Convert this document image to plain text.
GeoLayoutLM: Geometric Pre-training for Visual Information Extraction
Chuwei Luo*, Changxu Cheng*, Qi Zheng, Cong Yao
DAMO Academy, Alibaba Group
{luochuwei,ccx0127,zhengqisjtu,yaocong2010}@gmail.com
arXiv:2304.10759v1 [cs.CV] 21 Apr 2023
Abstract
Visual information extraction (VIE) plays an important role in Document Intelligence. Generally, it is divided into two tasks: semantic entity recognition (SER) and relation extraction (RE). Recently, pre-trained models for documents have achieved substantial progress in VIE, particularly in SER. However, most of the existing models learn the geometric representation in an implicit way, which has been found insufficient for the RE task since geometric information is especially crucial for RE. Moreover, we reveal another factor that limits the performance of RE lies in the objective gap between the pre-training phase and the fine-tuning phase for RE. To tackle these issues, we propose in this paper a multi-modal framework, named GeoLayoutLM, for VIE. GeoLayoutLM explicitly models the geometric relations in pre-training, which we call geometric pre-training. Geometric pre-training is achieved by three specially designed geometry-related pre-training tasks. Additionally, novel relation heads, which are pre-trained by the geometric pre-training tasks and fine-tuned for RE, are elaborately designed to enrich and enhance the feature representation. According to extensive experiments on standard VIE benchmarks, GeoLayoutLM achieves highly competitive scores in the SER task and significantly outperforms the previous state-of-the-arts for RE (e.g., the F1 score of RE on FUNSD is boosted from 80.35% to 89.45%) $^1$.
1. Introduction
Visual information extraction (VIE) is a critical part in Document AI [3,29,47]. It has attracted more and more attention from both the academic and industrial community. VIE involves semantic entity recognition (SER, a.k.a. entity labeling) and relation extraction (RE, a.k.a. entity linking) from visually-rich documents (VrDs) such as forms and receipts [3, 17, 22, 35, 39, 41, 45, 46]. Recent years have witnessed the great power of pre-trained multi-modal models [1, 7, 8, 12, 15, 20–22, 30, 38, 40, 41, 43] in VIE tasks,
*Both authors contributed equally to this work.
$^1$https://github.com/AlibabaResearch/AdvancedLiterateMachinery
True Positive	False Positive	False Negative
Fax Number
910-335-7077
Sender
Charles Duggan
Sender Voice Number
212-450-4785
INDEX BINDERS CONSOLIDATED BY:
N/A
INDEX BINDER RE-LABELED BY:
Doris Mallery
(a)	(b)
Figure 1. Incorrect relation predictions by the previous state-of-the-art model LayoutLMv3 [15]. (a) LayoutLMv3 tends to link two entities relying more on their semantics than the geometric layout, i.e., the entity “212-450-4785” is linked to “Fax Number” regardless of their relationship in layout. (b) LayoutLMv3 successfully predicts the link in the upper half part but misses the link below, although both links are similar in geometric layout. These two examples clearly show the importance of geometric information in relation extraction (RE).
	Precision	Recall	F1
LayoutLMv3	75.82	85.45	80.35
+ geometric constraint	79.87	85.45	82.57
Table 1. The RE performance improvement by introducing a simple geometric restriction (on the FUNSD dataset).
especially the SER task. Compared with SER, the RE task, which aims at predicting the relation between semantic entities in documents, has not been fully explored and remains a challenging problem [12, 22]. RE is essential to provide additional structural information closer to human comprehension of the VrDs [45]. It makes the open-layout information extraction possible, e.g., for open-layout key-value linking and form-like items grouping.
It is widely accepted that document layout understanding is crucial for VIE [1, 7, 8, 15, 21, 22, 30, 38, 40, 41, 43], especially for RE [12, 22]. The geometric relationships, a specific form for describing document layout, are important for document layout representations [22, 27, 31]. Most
----
Note every line above where the string "INDEX" shows up, and copy those lines.

Result for this exercise:
INDEX BINDERS CONSOLIDATED BY:
INDEX BINDER RE-LABELED BY:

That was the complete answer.